Return each line of the listing below, unchanged, and omit the images.

## start INFORMATION GIVEN

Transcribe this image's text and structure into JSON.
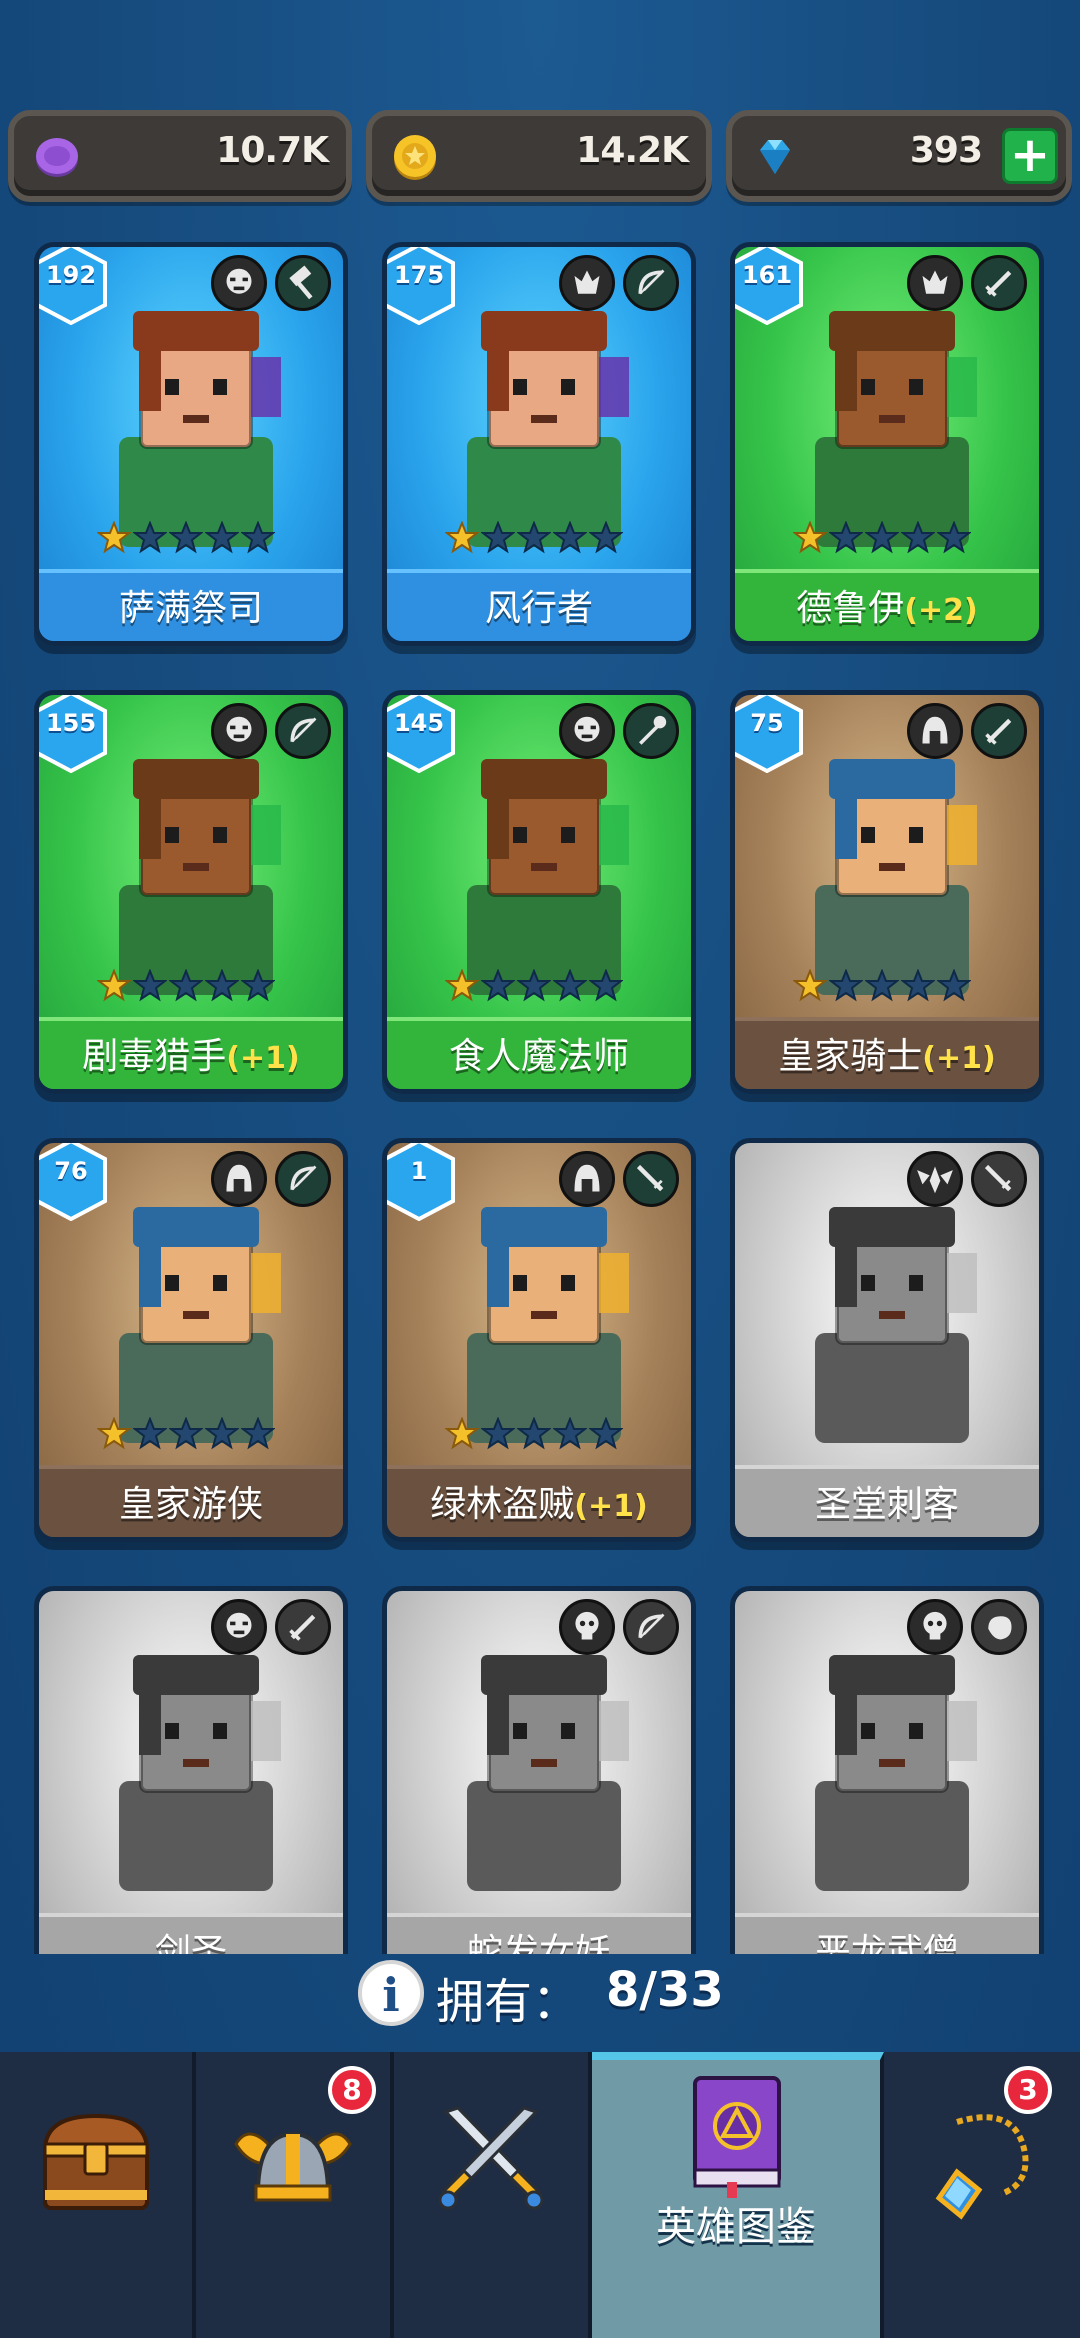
{
  "currencies": [
    {
      "id": "purple-coin",
      "value": "10.7K",
      "color": "#9a5cd6"
    },
    {
      "id": "gold-coin",
      "value": "14.2K",
      "color": "#f5c12a"
    },
    {
      "id": "gem",
      "value": "393",
      "color": "#3fb8f0",
      "add_label": "+"
    }
  ],
  "heroes": [
    {
      "name": "萨满祭司",
      "plus": "",
      "level": "192",
      "bg": "blue",
      "stars": 1,
      "class_icon": "orc-icon",
      "weapon_icon": "hammer-icon",
      "owned": true
    },
    {
      "name": "风行者",
      "plus": "",
      "level": "175",
      "bg": "blue",
      "stars": 1,
      "class_icon": "elf-icon",
      "weapon_icon": "bow-icon",
      "owned": true
    },
    {
      "name": "德鲁伊",
      "plus": "(+2)",
      "level": "161",
      "bg": "green",
      "stars": 1,
      "class_icon": "elf-icon",
      "weapon_icon": "sword-icon",
      "owned": true
    },
    {
      "name": "剧毒猎手",
      "plus": "(+1)",
      "level": "155",
      "bg": "green",
      "stars": 1,
      "class_icon": "orc-icon",
      "weapon_icon": "bow-icon",
      "owned": true
    },
    {
      "name": "食人魔法师",
      "plus": "",
      "level": "145",
      "bg": "green",
      "stars": 1,
      "class_icon": "orc-icon",
      "weapon_icon": "staff-icon",
      "owned": true
    },
    {
      "name": "皇家骑士",
      "plus": "(+1)",
      "level": "75",
      "bg": "brown",
      "stars": 1,
      "class_icon": "helmet-icon",
      "weapon_icon": "sword-icon",
      "owned": true
    },
    {
      "name": "皇家游侠",
      "plus": "",
      "level": "76",
      "bg": "brown",
      "stars": 1,
      "class_icon": "helmet-icon",
      "weapon_icon": "bow-icon",
      "owned": true
    },
    {
      "name": "绿林盗贼",
      "plus": "(+1)",
      "level": "1",
      "bg": "brown",
      "stars": 1,
      "class_icon": "helmet-icon",
      "weapon_icon": "dagger-icon",
      "owned": true
    },
    {
      "name": "圣堂刺客",
      "plus": "",
      "level": "",
      "bg": "gray",
      "stars": 0,
      "class_icon": "winged-icon",
      "weapon_icon": "dagger-icon",
      "owned": false
    },
    {
      "name": "剑圣",
      "plus": "",
      "level": "",
      "bg": "gray",
      "stars": 0,
      "class_icon": "orc-icon",
      "weapon_icon": "sword-icon",
      "owned": false
    },
    {
      "name": "蛇发女妖",
      "plus": "",
      "level": "",
      "bg": "gray",
      "stars": 0,
      "class_icon": "skull-icon",
      "weapon_icon": "bow-icon",
      "owned": false
    },
    {
      "name": "恶龙武僧",
      "plus": "",
      "level": "",
      "bg": "gray",
      "stars": 0,
      "class_icon": "skull-icon",
      "weapon_icon": "fist-icon",
      "owned": false
    }
  ],
  "owned": {
    "label": "拥有：",
    "value": "8/33"
  },
  "nav": [
    {
      "id": "chest",
      "icon": "treasure-chest-icon",
      "label": "",
      "badge": ""
    },
    {
      "id": "heroes",
      "icon": "viking-helmet-icon",
      "label": "",
      "badge": "8"
    },
    {
      "id": "battle",
      "icon": "crossed-swords-icon",
      "label": "",
      "badge": ""
    },
    {
      "id": "codex",
      "icon": "spellbook-icon",
      "label": "英雄图鉴",
      "badge": "",
      "active": true
    },
    {
      "id": "items",
      "icon": "amulet-icon",
      "label": "",
      "badge": "3"
    }
  ]
}
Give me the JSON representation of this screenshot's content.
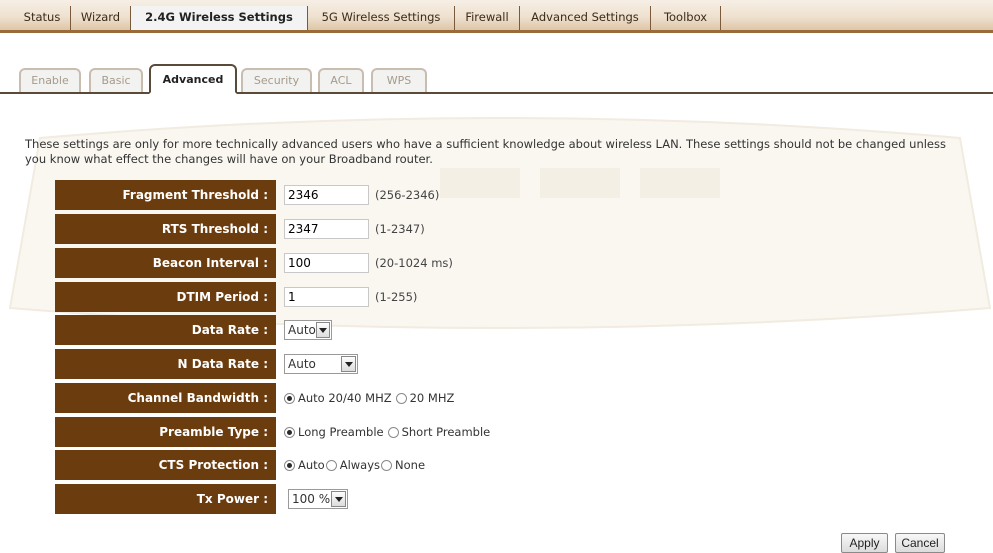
{
  "nav": {
    "items": [
      {
        "label": "Status"
      },
      {
        "label": "Wizard"
      },
      {
        "label": "2.4G Wireless Settings",
        "active": true
      },
      {
        "label": "5G Wireless Settings"
      },
      {
        "label": "Firewall"
      },
      {
        "label": "Advanced Settings"
      },
      {
        "label": "Toolbox"
      }
    ]
  },
  "subtabs": [
    {
      "label": "Enable"
    },
    {
      "label": "Basic"
    },
    {
      "label": "Advanced",
      "active": true
    },
    {
      "label": "Security"
    },
    {
      "label": "ACL"
    },
    {
      "label": "WPS"
    }
  ],
  "description": "These settings are only for more technically advanced users who have a sufficient knowledge about wireless LAN. These settings should not be changed unless you know what effect the changes will have on your Broadband router.",
  "form": {
    "fragment_threshold": {
      "label": "Fragment Threshold :",
      "value": "2346",
      "range": "(256-2346)"
    },
    "rts_threshold": {
      "label": "RTS Threshold :",
      "value": "2347",
      "range": "(1-2347)"
    },
    "beacon_interval": {
      "label": "Beacon Interval :",
      "value": "100",
      "range": "(20-1024 ms)"
    },
    "dtim_period": {
      "label": "DTIM Period :",
      "value": "1",
      "range": "(1-255)"
    },
    "data_rate": {
      "label": "Data Rate :",
      "value": "Auto"
    },
    "n_data_rate": {
      "label": "N Data Rate :",
      "value": "Auto"
    },
    "channel_bandwidth": {
      "label": "Channel Bandwidth :",
      "options": [
        "Auto 20/40 MHZ",
        "20 MHZ"
      ],
      "selected": "Auto 20/40 MHZ"
    },
    "preamble_type": {
      "label": "Preamble Type :",
      "options": [
        "Long Preamble",
        "Short Preamble"
      ],
      "selected": "Long Preamble"
    },
    "cts_protection": {
      "label": "CTS Protection :",
      "options": [
        "Auto",
        "Always",
        "None"
      ],
      "selected": "Auto"
    },
    "tx_power": {
      "label": "Tx Power :",
      "value": "100 %"
    }
  },
  "buttons": {
    "apply": "Apply",
    "cancel": "Cancel"
  },
  "colors": {
    "label_bg": "#6b3c0e",
    "nav_border": "#9a6a38"
  }
}
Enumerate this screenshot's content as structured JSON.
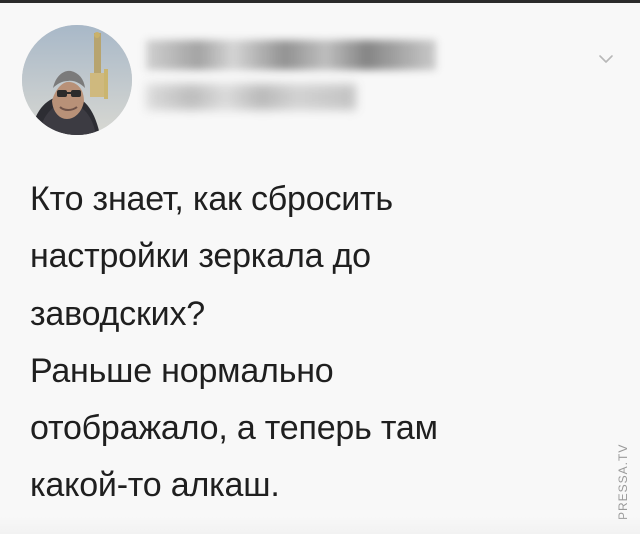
{
  "tweet": {
    "lines": [
      "Кто знает, как сбросить",
      "настройки зеркала до",
      "заводских?",
      "Раньше нормально",
      "отображало, а теперь там",
      "какой-то алкаш."
    ]
  },
  "header": {
    "icons": {
      "avatar": "avatar-photo",
      "menu": "chevron-down-icon"
    }
  },
  "watermark": {
    "text": "PRESSA.TV"
  },
  "colors": {
    "background": "#f8f8f8",
    "text": "#1f1f1f",
    "watermark": "#9a9a9a"
  }
}
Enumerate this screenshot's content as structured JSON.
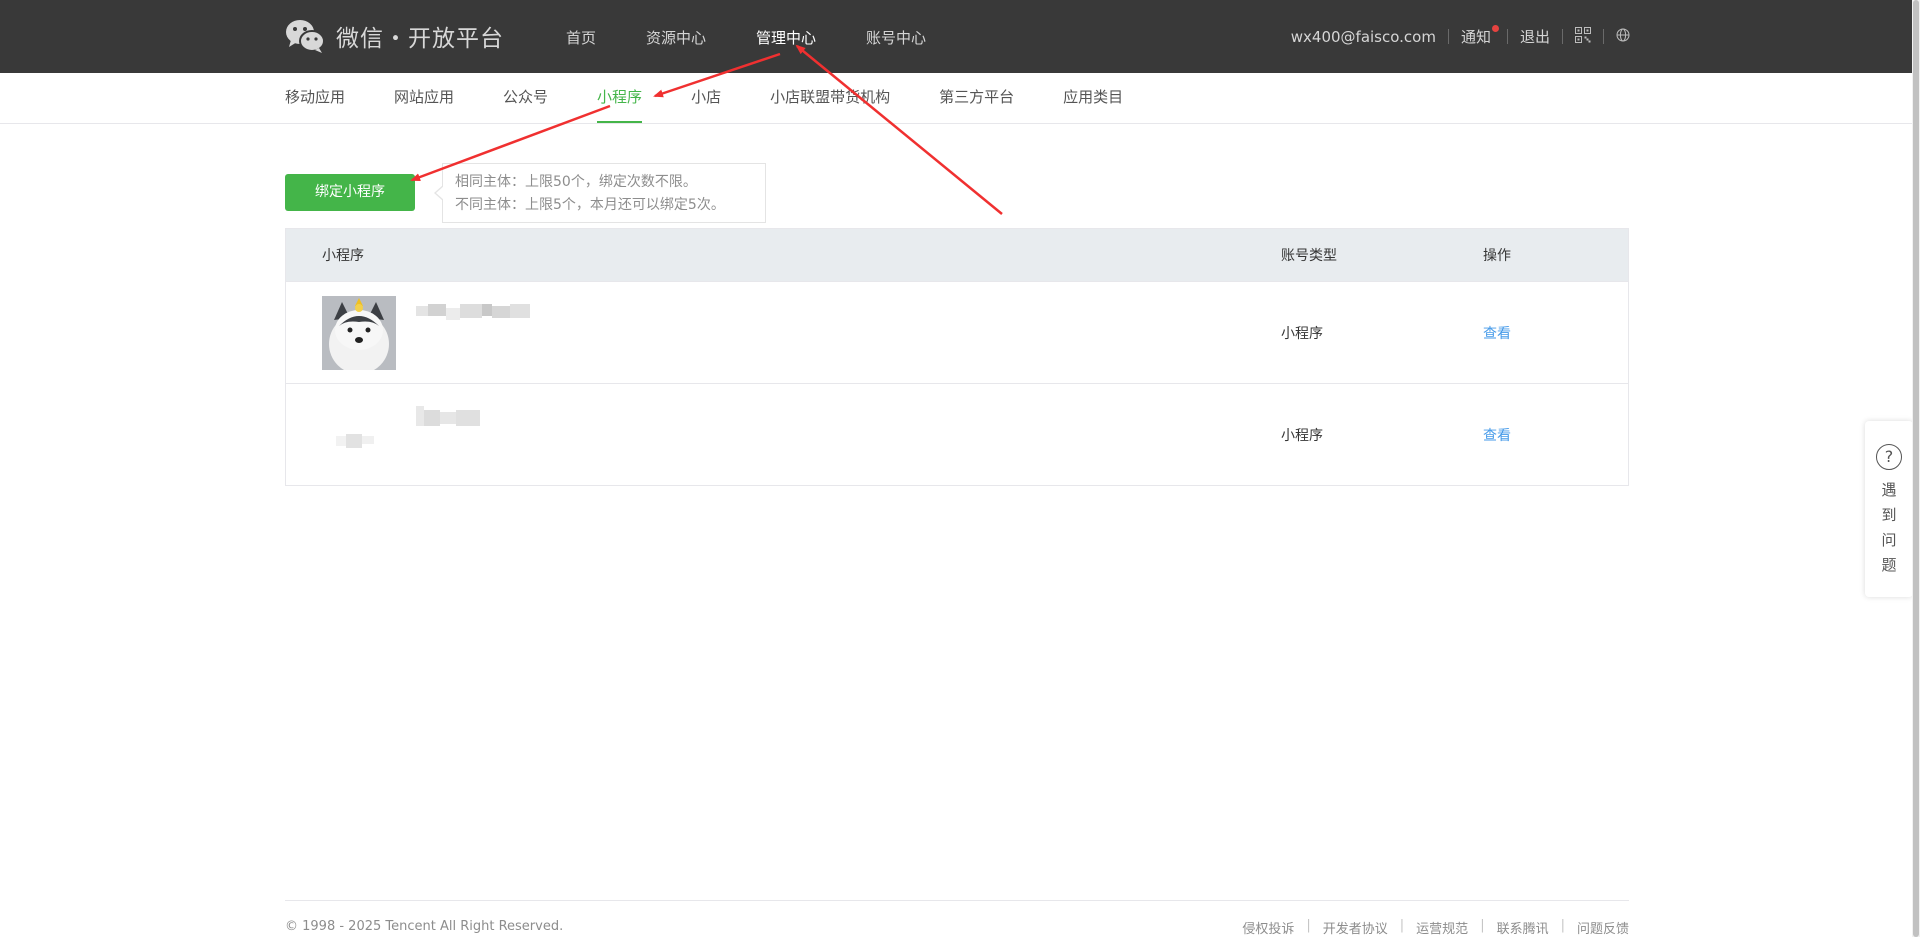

## end INFORMATION GIVEN

## OUTPUT OF THE TASK
Transcribe this image's text and structure into JSON.
{
  "currencies": [
    {
      "id": "purple-coin",
      "value": "10.7K",
      "color": "#9a5cd6"
    },
    {
      "id": "gold-coin",
      "value": "14.2K",
      "color": "#f5c12a"
    },
    {
      "id": "gem",
      "value": "393",
      "color": "#3fb8f0",
      "add_label": "+"
    }
  ],
  "heroes": [
    {
      "name": "萨满祭司",
      "plus": "",
      "level": "192",
      "bg": "blue",
      "stars": 1,
      "class_icon": "orc-icon",
      "weapon_icon": "hammer-icon",
      "owned": true
    },
    {
      "name": "风行者",
      "plus": "",
      "level": "175",
      "bg": "blue",
      "stars": 1,
      "class_icon": "elf-icon",
      "weapon_icon": "bow-icon",
      "owned": true
    },
    {
      "name": "德鲁伊",
      "plus": "(+2)",
      "level": "161",
      "bg": "green",
      "stars": 1,
      "class_icon": "elf-icon",
      "weapon_icon": "sword-icon",
      "owned": true
    },
    {
      "name": "剧毒猎手",
      "plus": "(+1)",
      "level": "155",
      "bg": "green",
      "stars": 1,
      "class_icon": "orc-icon",
      "weapon_icon": "bow-icon",
      "owned": true
    },
    {
      "name": "食人魔法师",
      "plus": "",
      "level": "145",
      "bg": "green",
      "stars": 1,
      "class_icon": "orc-icon",
      "weapon_icon": "staff-icon",
      "owned": true
    },
    {
      "name": "皇家骑士",
      "plus": "(+1)",
      "level": "75",
      "bg": "brown",
      "stars": 1,
      "class_icon": "helmet-icon",
      "weapon_icon": "sword-icon",
      "owned": true
    },
    {
      "name": "皇家游侠",
      "plus": "",
      "level": "76",
      "bg": "brown",
      "stars": 1,
      "class_icon": "helmet-icon",
      "weapon_icon": "bow-icon",
      "owned": true
    },
    {
      "name": "绿林盗贼",
      "plus": "(+1)",
      "level": "1",
      "bg": "brown",
      "stars": 1,
      "class_icon": "helmet-icon",
      "weapon_icon": "dagger-icon",
      "owned": true
    },
    {
      "name": "圣堂刺客",
      "plus": "",
      "level": "",
      "bg": "gray",
      "stars": 0,
      "class_icon": "winged-icon",
      "weapon_icon": "dagger-icon",
      "owned": false
    },
    {
      "name": "剑圣",
      "plus": "",
      "level": "",
      "bg": "gray",
      "stars": 0,
      "class_icon": "orc-icon",
      "weapon_icon": "sword-icon",
      "owned": false
    },
    {
      "name": "蛇发女妖",
      "plus": "",
      "level": "",
      "bg": "gray",
      "stars": 0,
      "class_icon": "skull-icon",
      "weapon_icon": "bow-icon",
      "owned": false
    },
    {
      "name": "恶龙武僧",
      "plus": "",
      "level": "",
      "bg": "gray",
      "stars": 0,
      "class_icon": "skull-icon",
      "weapon_icon": "fist-icon",
      "owned": false
    }
  ],
  "owned": {
    "label": "拥有：",
    "value": "8/33"
  },
  "nav": [
    {
      "id": "chest",
      "icon": "treasure-chest-icon",
      "label": "",
      "badge": ""
    },
    {
      "id": "heroes",
      "icon": "viking-helmet-icon",
      "label": "",
      "badge": "8"
    },
    {
      "id": "battle",
      "icon": "crossed-swords-icon",
      "label": "",
      "badge": ""
    },
    {
      "id": "codex",
      "icon": "spellbook-icon",
      "label": "英雄图鉴",
      "badge": "",
      "active": true
    },
    {
      "id": "items",
      "icon": "amulet-icon",
      "label": "",
      "badge": "3"
    }
  ]
}
Give me the JSON representation of this screenshot's content.
{
  "nav": {
    "items": [
      {
        "label": "Status"
      },
      {
        "label": "Wizard"
      },
      {
        "label": "2.4G Wireless Settings",
        "active": true
      },
      {
        "label": "5G Wireless Settings"
      },
      {
        "label": "Firewall"
      },
      {
        "label": "Advanced Settings"
      },
      {
        "label": "Toolbox"
      }
    ]
  },
  "subtabs": [
    {
      "label": "Enable"
    },
    {
      "label": "Basic"
    },
    {
      "label": "Advanced",
      "active": true
    },
    {
      "label": "Security"
    },
    {
      "label": "ACL"
    },
    {
      "label": "WPS"
    }
  ],
  "description": "These settings are only for more technically advanced users who have a sufficient knowledge about wireless LAN. These settings should not be changed unless you know what effect the changes will have on your Broadband router.",
  "form": {
    "fragment_threshold": {
      "label": "Fragment Threshold :",
      "value": "2346",
      "range": "(256-2346)"
    },
    "rts_threshold": {
      "label": "RTS Threshold :",
      "value": "2347",
      "range": "(1-2347)"
    },
    "beacon_interval": {
      "label": "Beacon Interval :",
      "value": "100",
      "range": "(20-1024 ms)"
    },
    "dtim_period": {
      "label": "DTIM Period :",
      "value": "1",
      "range": "(1-255)"
    },
    "data_rate": {
      "label": "Data Rate :",
      "value": "Auto"
    },
    "n_data_rate": {
      "label": "N Data Rate :",
      "value": "Auto"
    },
    "channel_bandwidth": {
      "label": "Channel Bandwidth :",
      "options": [
        "Auto 20/40 MHZ",
        "20 MHZ"
      ],
      "selected": "Auto 20/40 MHZ"
    },
    "preamble_type": {
      "label": "Preamble Type :",
      "options": [
        "Long Preamble",
        "Short Preamble"
      ],
      "selected": "Long Preamble"
    },
    "cts_protection": {
      "label": "CTS Protection :",
      "options": [
        "Auto",
        "Always",
        "None"
      ],
      "selected": "Auto"
    },
    "tx_power": {
      "label": "Tx Power :",
      "value": "100 %"
    }
  },
  "buttons": {
    "apply": "Apply",
    "cancel": "Cancel"
  },
  "colors": {
    "label_bg": "#6b3c0e",
    "nav_border": "#9a6a38"
  }
}
Enumerate this screenshot's content as structured JSON.
{
  "tweet": {
    "lines": [
      "Кто знает, как сбросить",
      "настройки зеркала до",
      "заводских?",
      "Раньше нормально",
      "отображало, а теперь там",
      "какой-то алкаш."
    ]
  },
  "header": {
    "icons": {
      "avatar": "avatar-photo",
      "menu": "chevron-down-icon"
    }
  },
  "watermark": {
    "text": "PRESSA.TV"
  },
  "colors": {
    "background": "#f8f8f8",
    "text": "#1f1f1f",
    "watermark": "#9a9a9a"
  }
}
Enumerate this screenshot's content as structured JSON.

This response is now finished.